» What this task involves:
Quote the records that follow in full and exactly; leave out the pictures.
BEGIN Records for this exercise
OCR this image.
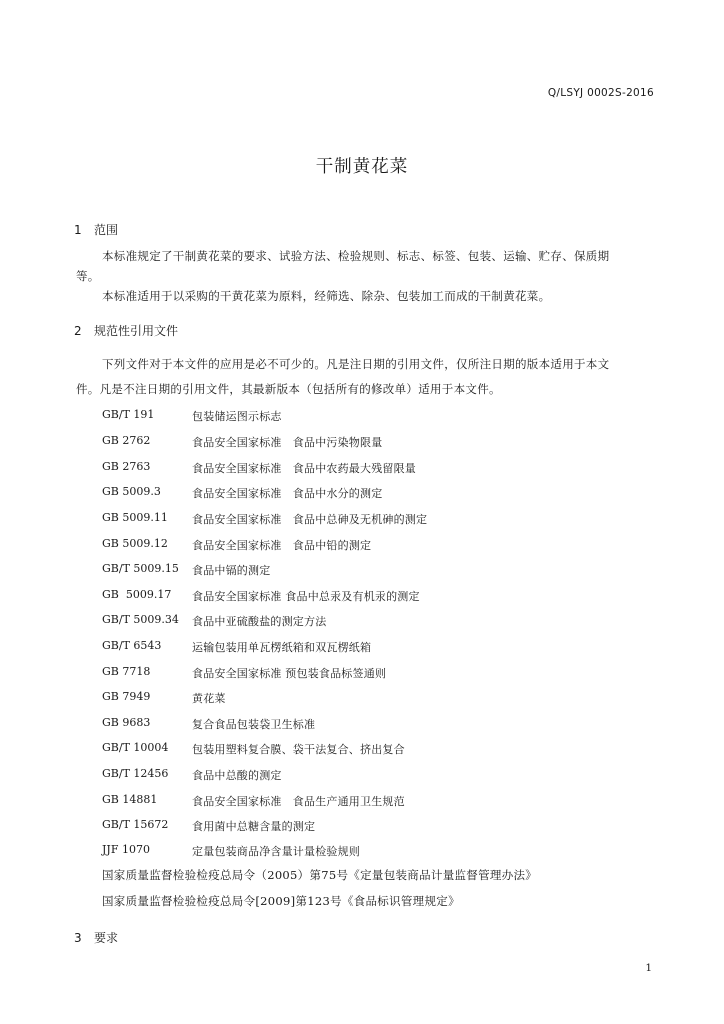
Q/LSYJ 0002S-2016
干制黄花菜
1 范围
本标准规定了干制黄花菜的要求、试验方法、检验规则、标志、标签、包装、运输、贮存、保质期
等。
本标准适用于以采购的干黄花菜为原料，经筛选、除杂、包装加工而成的干制黄花菜。
2 规范性引用文件
下列文件对于本文件的应用是必不可少的。凡是注日期的引用文件，仅所注日期的版本适用于本文
件。凡是不注日期的引用文件，其最新版本（包括所有的修改单）适用于本文件。
GB/T 191	包装储运图示标志
GB 2762	食品安全国家标准　食品中污染物限量
GB 2763	食品安全国家标准　食品中农药最大残留限量
GB 5009.3	食品安全国家标准　食品中水分的测定
GB 5009.11 食品安全国家标准　食品中总砷及无机砷的测定
GB 5009.12 食品安全国家标准　食品中铅的测定
GB/T 5009.15 食品中镉的测定
GB  5009.17 食品安全国家标准 食品中总汞及有机汞的测定
GB/T 5009.34 食品中亚硫酸盐的测定方法
GB/T 6543	运输包装用单瓦楞纸箱和双瓦楞纸箱
GB 7718	食品安全国家标准 预包装食品标签通则
GB 7949	黄花菜
GB 9683	复合食品包装袋卫生标准
GB/T 10004 包装用塑料复合膜、袋干法复合、挤出复合
GB/T 12456 食品中总酸的测定
GB 14881	食品安全国家标准　食品生产通用卫生规范
GB/T 15672 食用菌中总糖含量的测定
JJF 1070	定量包装商品净含量计量检验规则
国家质量监督检验检疫总局令（2005）第75号《定量包装商品计量监督管理办法》
国家质量监督检验检疫总局令[2009]第123号《食品标识管理规定》
3 要求
1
END Records for this exercise
» Right answer:
OCR this image.
Q/LSYJ 0002S-2016
干制黄花菜
1 范围
本标准规定了干制黄花菜的要求、试验方法、检验规则、标志、标签、包装、运输、贮存、保质期
等。
本标准适用于以采购的干黄花菜为原料，经筛选、除杂、包装加工而成的干制黄花菜。
2 规范性引用文件
下列文件对于本文件的应用是必不可少的。凡是注日期的引用文件，仅所注日期的版本适用于本文
件。凡是不注日期的引用文件，其最新版本（包括所有的修改单）适用于本文件。
GB/T 191	包装储运图示标志
GB 2762	食品安全国家标准　食品中污染物限量
GB 2763	食品安全国家标准　食品中农药最大残留限量
GB 5009.3	食品安全国家标准　食品中水分的测定
GB 5009.11 食品安全国家标准　食品中总砷及无机砷的测定
GB 5009.12 食品安全国家标准　食品中铅的测定
GB/T 5009.15 食品中镉的测定
GB  5009.17 食品安全国家标准 食品中总汞及有机汞的测定
GB/T 5009.34 食品中亚硫酸盐的测定方法
GB/T 6543	运输包装用单瓦楞纸箱和双瓦楞纸箱
GB 7718	食品安全国家标准 预包装食品标签通则
GB 7949	黄花菜
GB 9683	复合食品包装袋卫生标准
GB/T 10004 包装用塑料复合膜、袋干法复合、挤出复合
GB/T 12456 食品中总酸的测定
GB 14881	食品安全国家标准　食品生产通用卫生规范
GB/T 15672 食用菌中总糖含量的测定
JJF 1070	定量包装商品净含量计量检验规则
国家质量监督检验检疫总局令（2005）第75号《定量包装商品计量监督管理办法》
国家质量监督检验检疫总局令[2009]第123号《食品标识管理规定》
3 要求
1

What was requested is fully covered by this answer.